Required task:
Extract the full listing verbatim and drop any pictures from your copy.

[Records excerpted from a collection]

* * * * * * * * *

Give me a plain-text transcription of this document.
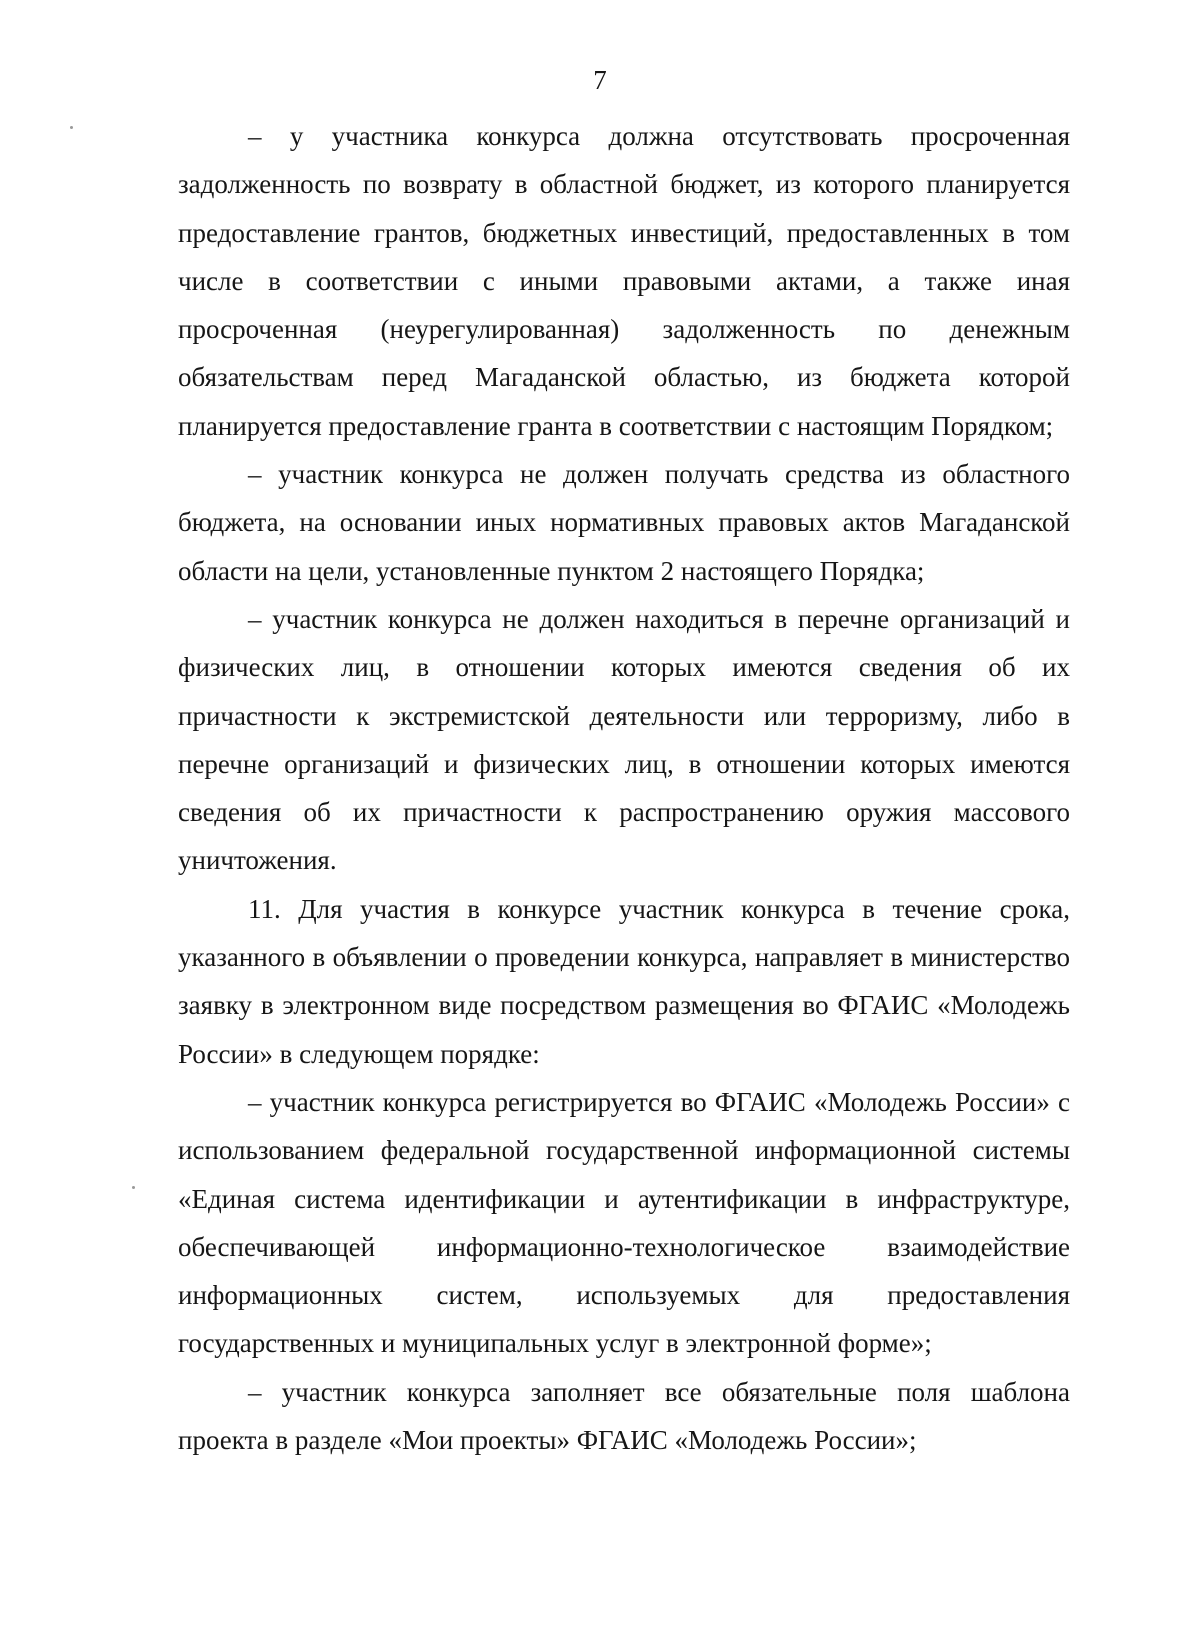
7

– у участника конкурса должна отсутствовать просроченная задолженность по возврату в областной бюджет, из которого планируется предоставление грантов, бюджетных инвестиций, предоставленных в том числе в соответствии с иными правовыми актами, а также иная просроченная (неурегулированная) задолженность по денежным обязательствам перед Магаданской областью, из бюджета которой планируется предоставление гранта в соответствии с настоящим Порядком;

– участник конкурса не должен получать средства из областного бюджета, на основании иных нормативных правовых актов Магаданской области на цели, установленные пунктом 2 настоящего Порядка;

– участник конкурса не должен находиться в перечне организаций и физических лиц, в отношении которых имеются сведения об их причастности к экстремистской деятельности или терроризму, либо в перечне организаций и физических лиц, в отношении которых имеются сведения об их причастности к распространению оружия массового уничтожения.

11. Для участия в конкурсе участник конкурса в течение срока, указанного в объявлении о проведении конкурса, направляет в министерство заявку в электронном виде посредством размещения во ФГАИС «Молодежь России» в следующем порядке:

– участник конкурса регистрируется во ФГАИС «Молодежь России» с использованием федеральной государственной информационной системы «Единая система идентификации и аутентификации в инфраструктуре, обеспечивающей информационно-технологическое взаимодействие информационных систем, используемых для предоставления государственных и муниципальных услуг в электронной форме»;

– участник конкурса заполняет все обязательные поля шаблона проекта в разделе «Мои проекты» ФГАИС «Молодежь России»;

* * * * * * * * *

Response:
Give me a plain-text transcription of this document.
7

– у участника конкурса должна отсутствовать просроченная задолженность по возврату в областной бюджет, из которого планируется предоставление грантов, бюджетных инвестиций, предоставленных в том числе в соответствии с иными правовыми актами, а также иная просроченная (неурегулированная) задолженность по денежным обязательствам перед Магаданской областью, из бюджета которой планируется предоставление гранта в соответствии с настоящим Порядком;

– участник конкурса не должен получать средства из областного бюджета, на основании иных нормативных правовых актов Магаданской области на цели, установленные пунктом 2 настоящего Порядка;

– участник конкурса не должен находиться в перечне организаций и физических лиц, в отношении которых имеются сведения об их причастности к экстремистской деятельности или терроризму, либо в перечне организаций и физических лиц, в отношении которых имеются сведения об их причастности к распространению оружия массового уничтожения.

11. Для участия в конкурсе участник конкурса в течение срока, указанного в объявлении о проведении конкурса, направляет в министерство заявку в электронном виде посредством размещения во ФГАИС «Молодежь России» в следующем порядке:

– участник конкурса регистрируется во ФГАИС «Молодежь России» с использованием федеральной государственной информационной системы «Единая система идентификации и аутентификации в инфраструктуре, обеспечивающей информационно-технологическое взаимодействие информационных систем, используемых для предоставления государственных и муниципальных услуг в электронной форме»;

– участник конкурса заполняет все обязательные поля шаблона проекта в разделе «Мои проекты» ФГАИС «Молодежь России»;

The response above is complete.